DOCUMENT TEXT:

________________________

Tag Archives: artists

… making peace with my soul’s code …

Rivers of thought swirl by and through me, day and night, changing hourly with impressions, mood, weather, star constellation. The thoughts I attract bring along eddies of fleeting association, a fraction of which create new connections, some bringing solutions and insights worth following. Having learned patience, I let most thoughts flow on and fade, to maybe return.
An overly ordered mind would go mad trying to make sense of every thought, like a simulated AI would short circuit with floods of impressions it cannot contextualize.

What enables most humans to deal with ever turbulent feelings and thought processes; how does one edit out what is irrelevant?

I always liked to assume there is a core vibration each of us brings along, a theme around which passions assemble, and necessities, priorities, things that need doing to stay coherent and in rapport with our environment, family, friends, jobs, projects, and not least manage tasks that serve our survival in this ever more complex world.

________________________

EXERCISE AIM:
Carry on the essay on thoughts and the soul's core, picking up right after its final sentence. The records that follow come from a separate source and have nothing to do with the essay.

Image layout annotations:
________________________

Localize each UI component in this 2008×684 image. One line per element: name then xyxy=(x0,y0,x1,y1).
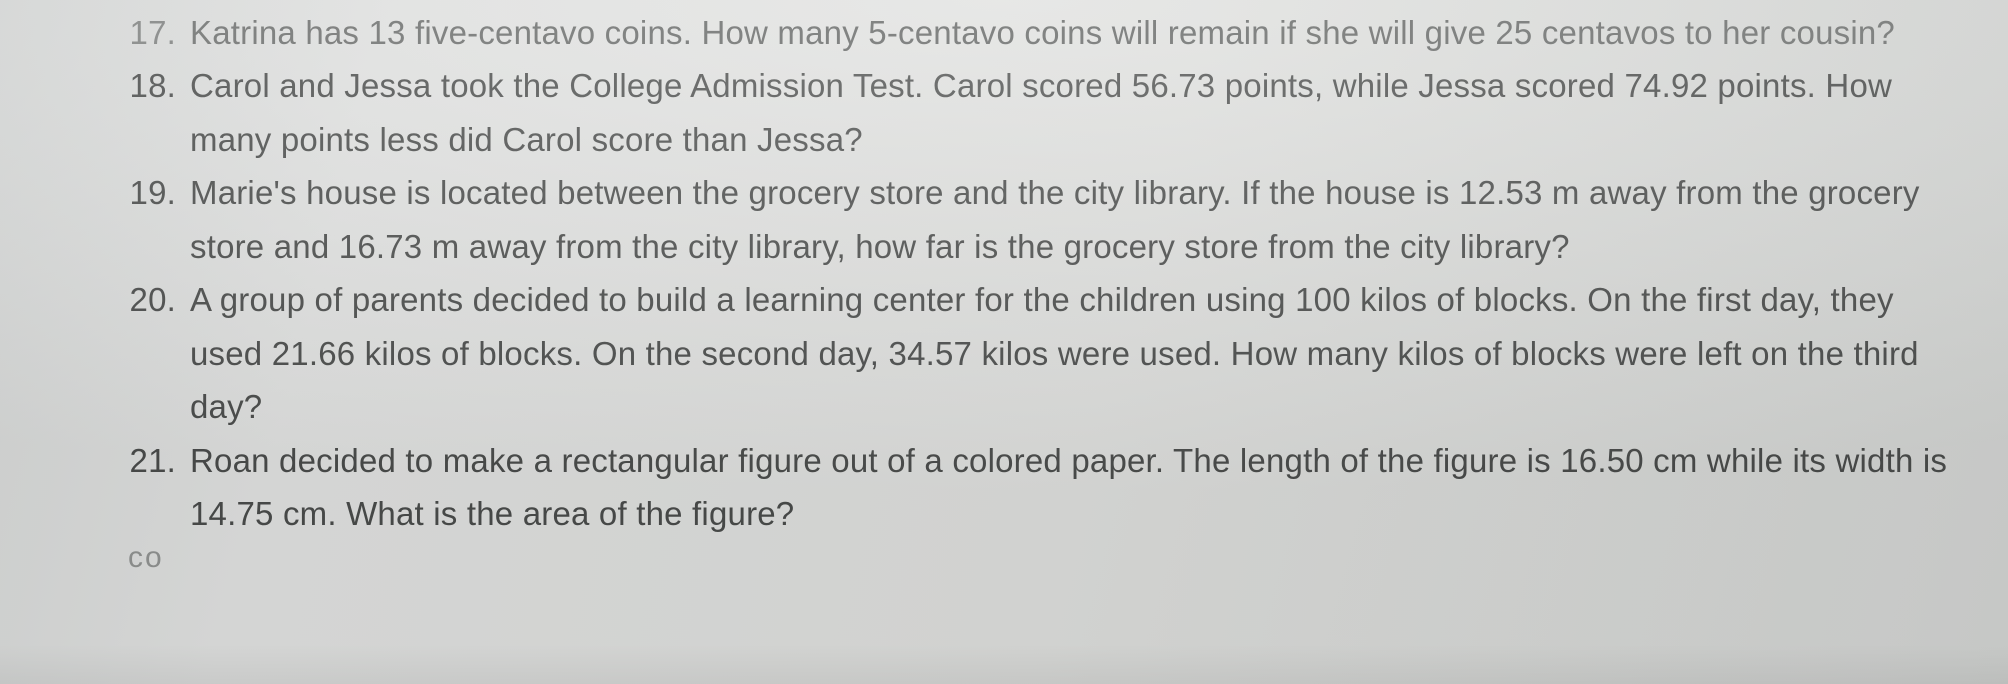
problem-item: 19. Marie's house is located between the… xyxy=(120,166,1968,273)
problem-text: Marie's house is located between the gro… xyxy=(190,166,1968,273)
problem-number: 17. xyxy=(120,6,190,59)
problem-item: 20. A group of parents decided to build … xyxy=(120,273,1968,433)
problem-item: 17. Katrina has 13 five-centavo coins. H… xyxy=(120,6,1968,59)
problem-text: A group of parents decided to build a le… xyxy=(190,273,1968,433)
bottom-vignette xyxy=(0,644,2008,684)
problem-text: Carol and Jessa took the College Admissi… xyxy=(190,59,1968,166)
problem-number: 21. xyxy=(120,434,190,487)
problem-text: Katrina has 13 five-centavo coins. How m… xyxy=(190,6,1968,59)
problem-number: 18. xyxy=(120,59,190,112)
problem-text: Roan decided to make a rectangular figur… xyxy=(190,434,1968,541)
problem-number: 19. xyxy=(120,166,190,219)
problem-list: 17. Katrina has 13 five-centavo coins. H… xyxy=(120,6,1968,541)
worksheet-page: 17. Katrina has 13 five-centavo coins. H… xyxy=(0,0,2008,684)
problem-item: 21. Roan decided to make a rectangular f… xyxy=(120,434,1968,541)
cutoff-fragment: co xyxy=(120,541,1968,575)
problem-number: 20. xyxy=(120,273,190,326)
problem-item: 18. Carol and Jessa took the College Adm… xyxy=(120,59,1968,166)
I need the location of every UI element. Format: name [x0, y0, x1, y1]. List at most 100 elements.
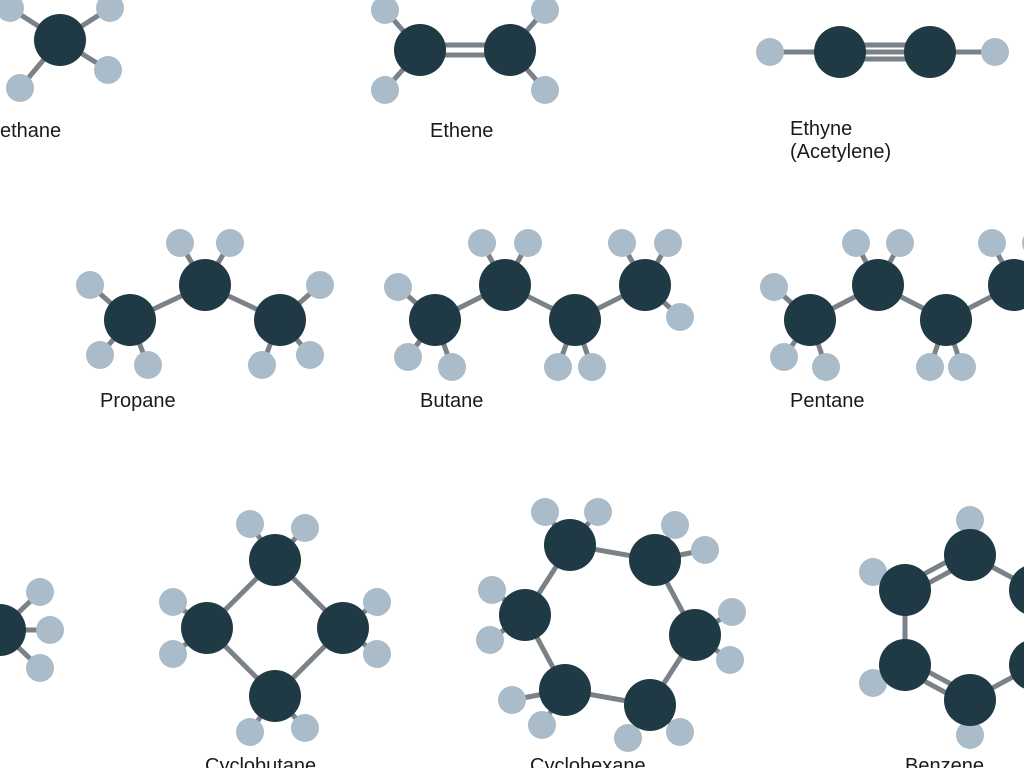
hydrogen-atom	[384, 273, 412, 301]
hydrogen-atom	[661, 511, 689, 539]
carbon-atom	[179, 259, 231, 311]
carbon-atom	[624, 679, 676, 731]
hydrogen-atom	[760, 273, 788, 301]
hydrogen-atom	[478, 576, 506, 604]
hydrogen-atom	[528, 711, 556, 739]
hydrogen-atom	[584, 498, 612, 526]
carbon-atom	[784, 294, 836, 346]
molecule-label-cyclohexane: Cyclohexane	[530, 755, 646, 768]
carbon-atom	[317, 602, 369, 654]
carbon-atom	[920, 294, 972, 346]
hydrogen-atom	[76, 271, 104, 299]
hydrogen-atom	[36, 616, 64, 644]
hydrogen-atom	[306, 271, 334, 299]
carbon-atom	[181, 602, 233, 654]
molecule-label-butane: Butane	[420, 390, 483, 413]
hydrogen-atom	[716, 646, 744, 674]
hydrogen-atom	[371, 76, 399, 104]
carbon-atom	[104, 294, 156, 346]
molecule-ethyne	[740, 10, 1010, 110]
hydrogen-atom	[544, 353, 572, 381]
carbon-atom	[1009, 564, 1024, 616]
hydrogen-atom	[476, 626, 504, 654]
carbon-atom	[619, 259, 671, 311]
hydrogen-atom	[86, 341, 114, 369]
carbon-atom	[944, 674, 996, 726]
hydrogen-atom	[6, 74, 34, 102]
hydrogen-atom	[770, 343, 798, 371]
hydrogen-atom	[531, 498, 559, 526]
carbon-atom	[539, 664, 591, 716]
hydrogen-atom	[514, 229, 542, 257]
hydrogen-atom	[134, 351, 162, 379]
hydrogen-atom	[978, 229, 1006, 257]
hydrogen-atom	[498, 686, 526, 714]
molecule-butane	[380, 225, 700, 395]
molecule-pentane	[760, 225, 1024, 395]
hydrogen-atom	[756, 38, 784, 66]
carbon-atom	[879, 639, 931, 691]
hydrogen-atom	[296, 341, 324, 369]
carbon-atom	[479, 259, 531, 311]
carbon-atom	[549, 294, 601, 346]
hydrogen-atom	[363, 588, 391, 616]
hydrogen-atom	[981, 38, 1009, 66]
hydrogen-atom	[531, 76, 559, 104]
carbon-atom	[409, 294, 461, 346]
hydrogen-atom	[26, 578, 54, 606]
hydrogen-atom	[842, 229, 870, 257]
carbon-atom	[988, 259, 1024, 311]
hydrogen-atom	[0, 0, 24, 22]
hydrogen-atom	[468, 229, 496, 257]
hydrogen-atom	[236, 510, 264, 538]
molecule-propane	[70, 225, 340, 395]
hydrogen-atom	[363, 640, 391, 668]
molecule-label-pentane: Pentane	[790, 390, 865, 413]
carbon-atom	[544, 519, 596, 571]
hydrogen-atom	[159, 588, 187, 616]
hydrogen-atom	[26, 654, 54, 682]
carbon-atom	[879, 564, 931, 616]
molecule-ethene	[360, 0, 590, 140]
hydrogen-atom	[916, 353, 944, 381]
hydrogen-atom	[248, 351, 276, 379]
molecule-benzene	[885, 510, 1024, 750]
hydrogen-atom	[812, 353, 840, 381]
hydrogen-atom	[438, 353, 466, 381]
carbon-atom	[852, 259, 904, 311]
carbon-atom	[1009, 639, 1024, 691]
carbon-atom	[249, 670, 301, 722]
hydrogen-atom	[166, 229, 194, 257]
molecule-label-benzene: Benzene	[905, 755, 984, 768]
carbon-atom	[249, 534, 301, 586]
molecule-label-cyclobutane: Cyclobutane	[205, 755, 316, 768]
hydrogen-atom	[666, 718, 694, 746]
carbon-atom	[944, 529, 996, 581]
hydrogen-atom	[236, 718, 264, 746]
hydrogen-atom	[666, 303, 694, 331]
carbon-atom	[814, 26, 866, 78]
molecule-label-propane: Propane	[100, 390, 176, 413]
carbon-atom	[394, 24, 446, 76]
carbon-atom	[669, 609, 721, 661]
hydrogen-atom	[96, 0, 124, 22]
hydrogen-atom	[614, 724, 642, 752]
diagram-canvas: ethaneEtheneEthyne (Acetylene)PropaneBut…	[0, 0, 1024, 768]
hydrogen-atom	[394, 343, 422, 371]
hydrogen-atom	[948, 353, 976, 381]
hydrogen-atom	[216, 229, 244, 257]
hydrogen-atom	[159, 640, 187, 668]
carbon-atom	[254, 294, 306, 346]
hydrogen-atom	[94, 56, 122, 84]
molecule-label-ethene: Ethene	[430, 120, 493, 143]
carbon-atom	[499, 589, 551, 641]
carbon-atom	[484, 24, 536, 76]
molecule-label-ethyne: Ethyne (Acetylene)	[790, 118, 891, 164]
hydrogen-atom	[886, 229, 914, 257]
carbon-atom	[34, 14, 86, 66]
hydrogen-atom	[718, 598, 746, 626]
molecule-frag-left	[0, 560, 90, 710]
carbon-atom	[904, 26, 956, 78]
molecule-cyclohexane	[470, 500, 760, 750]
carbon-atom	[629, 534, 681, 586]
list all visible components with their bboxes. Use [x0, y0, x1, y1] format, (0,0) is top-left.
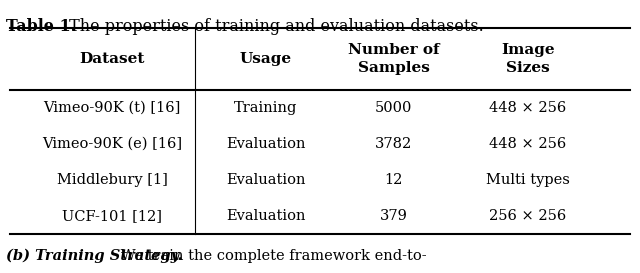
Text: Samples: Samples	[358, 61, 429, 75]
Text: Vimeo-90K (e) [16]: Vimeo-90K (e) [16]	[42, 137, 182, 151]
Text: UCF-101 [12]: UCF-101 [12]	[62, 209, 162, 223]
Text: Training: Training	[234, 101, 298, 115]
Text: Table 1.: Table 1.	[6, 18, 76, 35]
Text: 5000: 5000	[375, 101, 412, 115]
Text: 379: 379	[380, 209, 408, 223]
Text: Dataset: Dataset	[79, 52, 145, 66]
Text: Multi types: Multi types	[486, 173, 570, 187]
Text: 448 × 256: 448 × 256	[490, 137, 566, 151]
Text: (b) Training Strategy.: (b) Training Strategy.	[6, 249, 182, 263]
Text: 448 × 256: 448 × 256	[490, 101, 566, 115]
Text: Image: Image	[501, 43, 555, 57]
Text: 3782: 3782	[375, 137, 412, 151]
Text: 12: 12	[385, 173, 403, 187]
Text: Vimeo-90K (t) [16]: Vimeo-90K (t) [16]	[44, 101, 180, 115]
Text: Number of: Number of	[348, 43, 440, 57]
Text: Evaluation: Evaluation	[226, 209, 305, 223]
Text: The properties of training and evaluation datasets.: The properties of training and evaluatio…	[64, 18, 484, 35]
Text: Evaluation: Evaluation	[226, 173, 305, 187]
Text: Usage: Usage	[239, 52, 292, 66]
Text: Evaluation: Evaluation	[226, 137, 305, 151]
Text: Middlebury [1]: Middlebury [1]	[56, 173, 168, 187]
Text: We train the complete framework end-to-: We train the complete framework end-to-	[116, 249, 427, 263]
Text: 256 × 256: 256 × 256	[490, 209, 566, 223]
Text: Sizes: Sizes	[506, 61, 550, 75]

________________________

FINAL RESULT:
Our culture rewards strongly defined social roles, though the drawback can be fossilized minds, made rigid, opinionated, avoiding doubt, and unable to imagine other points of views with a generous attitude. A strong definition of one’s place and function in the world could be likened to an instantly recognizable genre, with a predictable protagonist.

By comparison, be it a simplification, philosophers, artists and poets, dreamers, well, creative people with expansive interests, are a slippery lot. They don’t often fit a clear-cut social role, but tend to hang around in fringe positions, distanced from the gyre, observing and evaluating the system, the market place, and the wheels of politics with a wary eye.

From the fringe it is possible to gain a symbolic understanding of people and events, which can stimulate innovation and even visions that reveal deeper layers of the psyche.

These days people say, ‘I want a simple life,’ an option that is rapidly vanishing. More of us are pushed to the fringe, challenged to embrace the complexities of modern/digital life, having to struggle with doubt and inner conflict. This phenomenon may explain the desperate search for advice. Social platforms are brimming with quotes and aphorisms, which, unfortunately, only spark in a heart that is open at a personally timely moment. Otherwise these wisdom’s just float by like irritating advertising banners.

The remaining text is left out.